• **SET PROBLEM**
Copy out the whole listing exactly as written, leaving the pictures behind.

• **WORKING DATA**

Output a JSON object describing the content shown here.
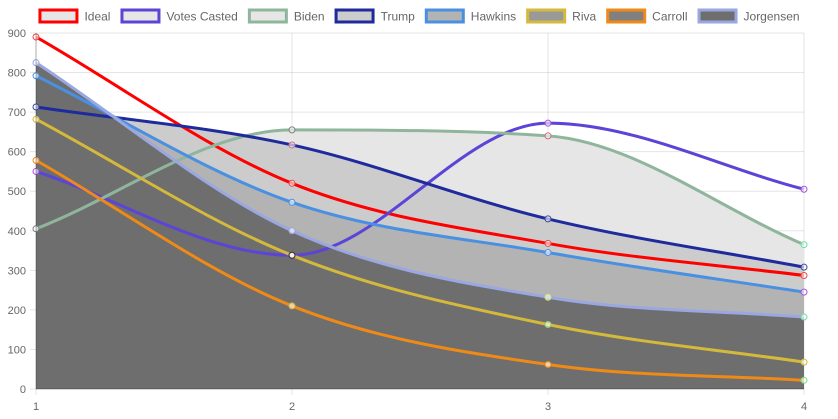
{
  "chart_data": {
    "type": "line",
    "x": [
      "1",
      "2",
      "3",
      "4"
    ],
    "ylim": [
      0,
      900
    ],
    "yticks": [
      0,
      100,
      200,
      300,
      400,
      500,
      600,
      700,
      800,
      900
    ],
    "grid": true,
    "legend_position": "top",
    "series": [
      {
        "name": "Ideal",
        "color": "#ff0000",
        "point_color": "#e7484a",
        "values": [
          890,
          520,
          368,
          287
        ],
        "fill": false
      },
      {
        "name": "Votes Casted",
        "color": "#5b44d6",
        "point_color": "#a54fd9",
        "values": [
          550,
          338,
          672,
          505
        ],
        "fill": false
      },
      {
        "name": "Biden",
        "color": "#8fb59c",
        "point_color": "#7e7e7e",
        "values": [
          405,
          655,
          640,
          365
        ],
        "fill": true,
        "fill_color": "#e6e6e6",
        "dot_colors": [
          "#7e7e7e",
          "#7e7e7e",
          "#cf6e83",
          "#6ee0a3"
        ]
      },
      {
        "name": "Trump",
        "color": "#1f2a9c",
        "point_color": "#3a4896",
        "values": [
          713,
          617,
          430,
          308
        ],
        "fill": true,
        "fill_color": "#cccccc",
        "dot_colors": [
          "#3a4896",
          "#cf6e83",
          "#3a4896",
          "#3a4896"
        ]
      },
      {
        "name": "Hawkins",
        "color": "#4a90e2",
        "point_color": "#4a90e2",
        "values": [
          792,
          472,
          345,
          245
        ],
        "fill": true,
        "fill_color": "#b3b3b3",
        "dot_colors": [
          "#4a90e2",
          "#4a90e2",
          "#4a90e2",
          "#b04fd9"
        ]
      },
      {
        "name": "Riva",
        "color": "#d4b93c",
        "point_color": "#d4b93c",
        "values": [
          682,
          338,
          163,
          68
        ],
        "fill": true,
        "fill_color": "#999999",
        "dot_colors": [
          "#d4b93c",
          "#2a2a2a",
          "#8ecf6e",
          "#d4b93c"
        ]
      },
      {
        "name": "Carroll",
        "color": "#ef8a17",
        "point_color": "#ef8a17",
        "values": [
          578,
          210,
          62,
          22
        ],
        "fill": true,
        "fill_color": "#808080",
        "dot_colors": [
          "#ef8a17",
          "#d4b93c",
          "#ef8a17",
          "#6ee07e"
        ]
      },
      {
        "name": "Jorgensen",
        "color": "#9aa7e0",
        "point_color": "#9aa7e0",
        "values": [
          825,
          400,
          232,
          182
        ],
        "fill": true,
        "fill_color": "#6e6e6e",
        "dot_colors": [
          "#9aa7e0",
          "#9aa7e0",
          "#d4e06e",
          "#6ee0a3"
        ]
      }
    ]
  }
}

• **SOLUTION**
Output a JSON object describing the content shown here.
{
  "chart_data": {
    "type": "line",
    "x": [
      "1",
      "2",
      "3",
      "4"
    ],
    "ylim": [
      0,
      900
    ],
    "yticks": [
      0,
      100,
      200,
      300,
      400,
      500,
      600,
      700,
      800,
      900
    ],
    "grid": true,
    "legend_position": "top",
    "series": [
      {
        "name": "Ideal",
        "color": "#ff0000",
        "point_color": "#e7484a",
        "values": [
          890,
          520,
          368,
          287
        ],
        "fill": false
      },
      {
        "name": "Votes Casted",
        "color": "#5b44d6",
        "point_color": "#a54fd9",
        "values": [
          550,
          338,
          672,
          505
        ],
        "fill": false
      },
      {
        "name": "Biden",
        "color": "#8fb59c",
        "point_color": "#7e7e7e",
        "values": [
          405,
          655,
          640,
          365
        ],
        "fill": true,
        "fill_color": "#e6e6e6",
        "dot_colors": [
          "#7e7e7e",
          "#7e7e7e",
          "#cf6e83",
          "#6ee0a3"
        ]
      },
      {
        "name": "Trump",
        "color": "#1f2a9c",
        "point_color": "#3a4896",
        "values": [
          713,
          617,
          430,
          308
        ],
        "fill": true,
        "fill_color": "#cccccc",
        "dot_colors": [
          "#3a4896",
          "#cf6e83",
          "#3a4896",
          "#3a4896"
        ]
      },
      {
        "name": "Hawkins",
        "color": "#4a90e2",
        "point_color": "#4a90e2",
        "values": [
          792,
          472,
          345,
          245
        ],
        "fill": true,
        "fill_color": "#b3b3b3",
        "dot_colors": [
          "#4a90e2",
          "#4a90e2",
          "#4a90e2",
          "#b04fd9"
        ]
      },
      {
        "name": "Riva",
        "color": "#d4b93c",
        "point_color": "#d4b93c",
        "values": [
          682,
          338,
          163,
          68
        ],
        "fill": true,
        "fill_color": "#999999",
        "dot_colors": [
          "#d4b93c",
          "#2a2a2a",
          "#8ecf6e",
          "#d4b93c"
        ]
      },
      {
        "name": "Carroll",
        "color": "#ef8a17",
        "point_color": "#ef8a17",
        "values": [
          578,
          210,
          62,
          22
        ],
        "fill": true,
        "fill_color": "#808080",
        "dot_colors": [
          "#ef8a17",
          "#d4b93c",
          "#ef8a17",
          "#6ee07e"
        ]
      },
      {
        "name": "Jorgensen",
        "color": "#9aa7e0",
        "point_color": "#9aa7e0",
        "values": [
          825,
          400,
          232,
          182
        ],
        "fill": true,
        "fill_color": "#6e6e6e",
        "dot_colors": [
          "#9aa7e0",
          "#9aa7e0",
          "#d4e06e",
          "#6ee0a3"
        ]
      }
    ]
  }
}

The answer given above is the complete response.